■ EXERCISE DETAILS ■
Lines that include the word "HydroEdit" are the ones to copy.
[Start of LISTED ENTRIES]
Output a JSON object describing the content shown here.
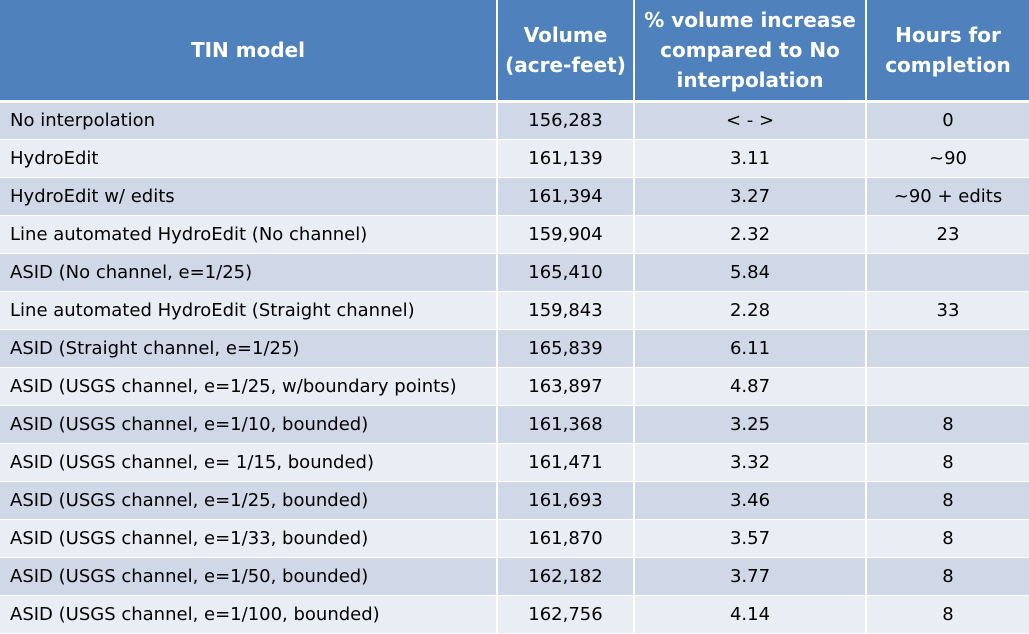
{
  "table": {
    "headers": [
      "TIN model",
      "Volume (acre-feet)",
      "% volume increase compared to No interpolation",
      "Hours for completion"
    ],
    "rows": [
      [
        "No interpolation",
        "156,283",
        "< - >",
        "0"
      ],
      [
        "HydroEdit",
        "161,139",
        "3.11",
        "~90"
      ],
      [
        "HydroEdit w/ edits",
        "161,394",
        "3.27",
        "~90 + edits"
      ],
      [
        "Line automated HydroEdit (No channel)",
        "159,904",
        "2.32",
        "23"
      ],
      [
        "ASID (No channel, e=1/25)",
        "165,410",
        "5.84",
        ""
      ],
      [
        "Line automated HydroEdit  (Straight channel)",
        "159,843",
        "2.28",
        "33"
      ],
      [
        "ASID  (Straight channel, e=1/25)",
        "165,839",
        "6.11",
        ""
      ],
      [
        "ASID (USGS channel, e=1/25, w/boundary points)",
        "163,897",
        "4.87",
        ""
      ],
      [
        "ASID (USGS channel, e=1/10, bounded)",
        "161,368",
        "3.25",
        "8"
      ],
      [
        "ASID (USGS channel, e= 1/15, bounded)",
        "161,471",
        "3.32",
        "8"
      ],
      [
        "ASID (USGS channel, e=1/25, bounded)",
        "161,693",
        "3.46",
        "8"
      ],
      [
        "ASID (USGS channel, e=1/33, bounded)",
        "161,870",
        "3.57",
        "8"
      ],
      [
        "ASID (USGS channel, e=1/50, bounded)",
        "162,182",
        "3.77",
        "8"
      ],
      [
        "ASID (USGS channel, e=1/100, bounded)",
        "162,756",
        "4.14",
        "8"
      ]
    ]
  },
  "colors": {
    "header_bg": "#4f81bd",
    "header_text": "#ffffff",
    "row_odd": "#d0d8e8",
    "row_even": "#e9edf4"
  }
}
[End of LISTED ENTRIES]
■ EXERCISE ANSWER ■
        "HydroEdit",
        "HydroEdit w/ edits",
        "Line automated HydroEdit (No channel)",
        "Line automated HydroEdit  (Straight channel)",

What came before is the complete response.